> _Instruction_
Copy the items below word for word, from the start of the items through the line that contains "mixer valve: wall", including that line.
# # # # # # #
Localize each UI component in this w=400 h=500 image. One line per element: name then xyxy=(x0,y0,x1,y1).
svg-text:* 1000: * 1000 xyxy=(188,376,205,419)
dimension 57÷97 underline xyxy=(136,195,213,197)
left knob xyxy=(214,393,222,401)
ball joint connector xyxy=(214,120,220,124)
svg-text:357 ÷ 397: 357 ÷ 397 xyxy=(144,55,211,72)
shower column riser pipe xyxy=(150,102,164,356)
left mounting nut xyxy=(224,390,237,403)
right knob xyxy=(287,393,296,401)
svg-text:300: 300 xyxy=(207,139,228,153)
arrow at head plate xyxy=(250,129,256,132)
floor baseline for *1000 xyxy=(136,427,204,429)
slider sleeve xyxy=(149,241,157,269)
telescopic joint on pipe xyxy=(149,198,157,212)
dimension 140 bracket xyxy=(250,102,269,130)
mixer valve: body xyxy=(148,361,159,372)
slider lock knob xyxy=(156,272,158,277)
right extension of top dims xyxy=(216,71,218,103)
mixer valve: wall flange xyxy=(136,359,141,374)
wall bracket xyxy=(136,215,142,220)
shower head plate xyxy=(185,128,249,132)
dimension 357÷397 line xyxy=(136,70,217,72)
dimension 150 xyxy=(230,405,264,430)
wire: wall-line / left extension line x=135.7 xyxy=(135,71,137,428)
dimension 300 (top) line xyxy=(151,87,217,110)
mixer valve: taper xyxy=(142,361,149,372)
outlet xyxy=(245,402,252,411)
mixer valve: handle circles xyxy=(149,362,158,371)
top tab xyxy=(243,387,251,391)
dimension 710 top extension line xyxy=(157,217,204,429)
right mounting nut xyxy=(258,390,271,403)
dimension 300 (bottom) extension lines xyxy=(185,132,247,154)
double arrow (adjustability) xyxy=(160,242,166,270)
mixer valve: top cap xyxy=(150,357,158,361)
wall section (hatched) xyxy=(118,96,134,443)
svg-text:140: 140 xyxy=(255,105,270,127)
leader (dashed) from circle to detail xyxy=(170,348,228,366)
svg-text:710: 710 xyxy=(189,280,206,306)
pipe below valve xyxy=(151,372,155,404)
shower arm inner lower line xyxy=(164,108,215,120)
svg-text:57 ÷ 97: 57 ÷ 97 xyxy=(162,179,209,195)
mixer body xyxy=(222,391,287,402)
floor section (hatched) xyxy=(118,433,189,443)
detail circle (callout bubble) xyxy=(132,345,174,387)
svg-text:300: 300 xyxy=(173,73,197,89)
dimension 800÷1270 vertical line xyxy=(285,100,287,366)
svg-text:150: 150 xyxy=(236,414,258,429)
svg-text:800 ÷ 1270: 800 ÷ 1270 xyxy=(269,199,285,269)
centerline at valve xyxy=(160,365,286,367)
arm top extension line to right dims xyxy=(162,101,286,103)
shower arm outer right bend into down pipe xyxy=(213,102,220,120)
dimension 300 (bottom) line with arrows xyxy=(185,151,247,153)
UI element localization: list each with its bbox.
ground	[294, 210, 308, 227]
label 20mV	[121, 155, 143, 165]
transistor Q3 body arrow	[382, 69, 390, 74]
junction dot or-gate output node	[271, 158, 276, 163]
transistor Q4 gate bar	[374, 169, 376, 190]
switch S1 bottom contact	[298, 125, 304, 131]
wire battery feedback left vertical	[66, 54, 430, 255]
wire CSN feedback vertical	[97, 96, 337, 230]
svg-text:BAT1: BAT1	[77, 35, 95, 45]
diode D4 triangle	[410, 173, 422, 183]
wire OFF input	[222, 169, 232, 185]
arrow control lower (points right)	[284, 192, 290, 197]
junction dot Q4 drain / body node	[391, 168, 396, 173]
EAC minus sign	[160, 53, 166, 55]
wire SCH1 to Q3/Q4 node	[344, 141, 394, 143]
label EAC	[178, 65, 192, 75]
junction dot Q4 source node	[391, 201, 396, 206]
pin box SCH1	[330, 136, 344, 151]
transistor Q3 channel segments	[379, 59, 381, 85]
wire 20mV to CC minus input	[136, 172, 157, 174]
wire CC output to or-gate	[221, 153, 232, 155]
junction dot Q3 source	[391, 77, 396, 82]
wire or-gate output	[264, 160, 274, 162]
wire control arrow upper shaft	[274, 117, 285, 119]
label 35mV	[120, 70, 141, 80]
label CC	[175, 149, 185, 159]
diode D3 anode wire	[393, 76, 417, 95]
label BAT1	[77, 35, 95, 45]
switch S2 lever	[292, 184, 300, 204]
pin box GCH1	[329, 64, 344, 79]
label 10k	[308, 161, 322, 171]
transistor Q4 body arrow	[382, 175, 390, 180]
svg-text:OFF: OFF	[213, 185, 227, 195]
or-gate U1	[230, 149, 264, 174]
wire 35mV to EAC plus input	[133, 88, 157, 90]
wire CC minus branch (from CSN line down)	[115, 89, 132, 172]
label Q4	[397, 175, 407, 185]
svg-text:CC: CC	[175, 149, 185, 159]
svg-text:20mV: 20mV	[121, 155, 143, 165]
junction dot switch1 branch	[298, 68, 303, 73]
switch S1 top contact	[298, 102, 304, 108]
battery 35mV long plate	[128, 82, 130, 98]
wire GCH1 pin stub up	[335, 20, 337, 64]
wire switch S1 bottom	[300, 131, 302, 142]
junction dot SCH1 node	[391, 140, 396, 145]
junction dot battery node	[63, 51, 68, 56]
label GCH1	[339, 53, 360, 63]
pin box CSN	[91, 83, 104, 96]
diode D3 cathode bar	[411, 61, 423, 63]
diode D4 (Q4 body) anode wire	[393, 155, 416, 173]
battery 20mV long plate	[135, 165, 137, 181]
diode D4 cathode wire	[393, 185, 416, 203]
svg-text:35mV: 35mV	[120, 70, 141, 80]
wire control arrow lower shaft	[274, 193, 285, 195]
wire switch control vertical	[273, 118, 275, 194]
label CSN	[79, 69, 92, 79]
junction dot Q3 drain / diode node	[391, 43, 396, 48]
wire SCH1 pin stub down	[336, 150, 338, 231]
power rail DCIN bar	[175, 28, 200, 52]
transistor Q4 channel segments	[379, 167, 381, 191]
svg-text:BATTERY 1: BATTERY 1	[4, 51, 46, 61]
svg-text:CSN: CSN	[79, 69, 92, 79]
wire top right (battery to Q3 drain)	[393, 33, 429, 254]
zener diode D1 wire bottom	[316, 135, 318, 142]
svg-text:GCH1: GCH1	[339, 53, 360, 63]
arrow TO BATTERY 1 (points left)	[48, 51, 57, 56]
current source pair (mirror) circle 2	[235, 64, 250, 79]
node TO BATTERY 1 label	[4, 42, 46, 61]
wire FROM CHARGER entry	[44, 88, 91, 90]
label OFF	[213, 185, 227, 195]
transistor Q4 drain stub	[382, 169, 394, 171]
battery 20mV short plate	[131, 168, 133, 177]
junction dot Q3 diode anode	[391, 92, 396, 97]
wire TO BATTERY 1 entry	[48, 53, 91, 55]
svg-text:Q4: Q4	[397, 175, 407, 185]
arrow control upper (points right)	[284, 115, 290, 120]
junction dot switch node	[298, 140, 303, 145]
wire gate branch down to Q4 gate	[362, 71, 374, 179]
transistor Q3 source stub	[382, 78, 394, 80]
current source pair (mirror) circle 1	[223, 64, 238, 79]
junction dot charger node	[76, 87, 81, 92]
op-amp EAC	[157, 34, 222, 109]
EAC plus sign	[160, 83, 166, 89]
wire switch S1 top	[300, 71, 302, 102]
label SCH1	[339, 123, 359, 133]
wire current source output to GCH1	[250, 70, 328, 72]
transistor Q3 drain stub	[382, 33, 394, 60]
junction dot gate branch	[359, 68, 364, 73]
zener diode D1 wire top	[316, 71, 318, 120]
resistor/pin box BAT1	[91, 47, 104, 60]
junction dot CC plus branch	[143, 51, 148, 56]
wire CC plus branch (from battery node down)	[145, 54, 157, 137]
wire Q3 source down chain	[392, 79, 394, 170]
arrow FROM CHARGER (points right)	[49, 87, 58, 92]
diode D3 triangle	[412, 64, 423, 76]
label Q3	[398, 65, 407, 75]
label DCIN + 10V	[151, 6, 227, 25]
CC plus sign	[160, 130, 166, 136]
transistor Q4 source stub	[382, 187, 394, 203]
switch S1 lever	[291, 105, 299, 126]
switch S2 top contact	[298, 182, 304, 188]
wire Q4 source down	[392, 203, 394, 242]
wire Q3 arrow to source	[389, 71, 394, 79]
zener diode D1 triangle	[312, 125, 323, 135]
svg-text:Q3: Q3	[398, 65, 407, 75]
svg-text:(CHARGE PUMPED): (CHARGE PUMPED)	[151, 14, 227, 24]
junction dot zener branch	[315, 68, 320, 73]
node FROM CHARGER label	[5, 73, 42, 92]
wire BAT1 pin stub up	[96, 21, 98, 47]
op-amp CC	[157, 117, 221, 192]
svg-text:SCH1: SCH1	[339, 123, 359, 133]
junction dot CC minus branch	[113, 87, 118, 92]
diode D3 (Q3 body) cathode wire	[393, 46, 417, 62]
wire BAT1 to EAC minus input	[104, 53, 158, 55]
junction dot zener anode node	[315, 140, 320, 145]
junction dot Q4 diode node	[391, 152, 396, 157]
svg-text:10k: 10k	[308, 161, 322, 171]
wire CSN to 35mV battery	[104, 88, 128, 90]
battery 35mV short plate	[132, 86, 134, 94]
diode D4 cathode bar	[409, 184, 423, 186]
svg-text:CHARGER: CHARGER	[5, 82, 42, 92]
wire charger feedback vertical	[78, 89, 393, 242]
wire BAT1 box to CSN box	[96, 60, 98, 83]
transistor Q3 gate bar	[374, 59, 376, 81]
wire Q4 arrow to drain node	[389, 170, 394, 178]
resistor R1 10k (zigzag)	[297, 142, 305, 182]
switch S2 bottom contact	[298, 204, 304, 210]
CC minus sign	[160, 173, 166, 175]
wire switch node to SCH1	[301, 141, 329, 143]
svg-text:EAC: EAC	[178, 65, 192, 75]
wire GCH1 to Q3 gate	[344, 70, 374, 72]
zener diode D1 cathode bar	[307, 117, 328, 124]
# # # # # # #
> _Expected answer_
Localize each UI component in this w=400 h=500 image. One line per element: name then xyxy=(x0,y0,x1,y1).
svg-text:* 1000: * 1000 xyxy=(188,376,205,419)
dimension 57÷97 underline xyxy=(136,195,213,197)
left knob xyxy=(214,393,222,401)
ball joint connector xyxy=(214,120,220,124)
svg-text:357 ÷ 397: 357 ÷ 397 xyxy=(144,55,211,72)
shower column riser pipe xyxy=(150,102,164,356)
left mounting nut xyxy=(224,390,237,403)
right knob xyxy=(287,393,296,401)
svg-text:300: 300 xyxy=(207,139,228,153)
arrow at head plate xyxy=(250,129,256,132)
floor baseline for *1000 xyxy=(136,427,204,429)
slider sleeve xyxy=(149,241,157,269)
telescopic joint on pipe xyxy=(149,198,157,212)
dimension 140 bracket xyxy=(250,102,269,130)
mixer valve: body xyxy=(148,361,159,372)
slider lock knob xyxy=(156,272,158,277)
right extension of top dims xyxy=(216,71,218,103)
mixer valve: wall flange xyxy=(136,359,141,374)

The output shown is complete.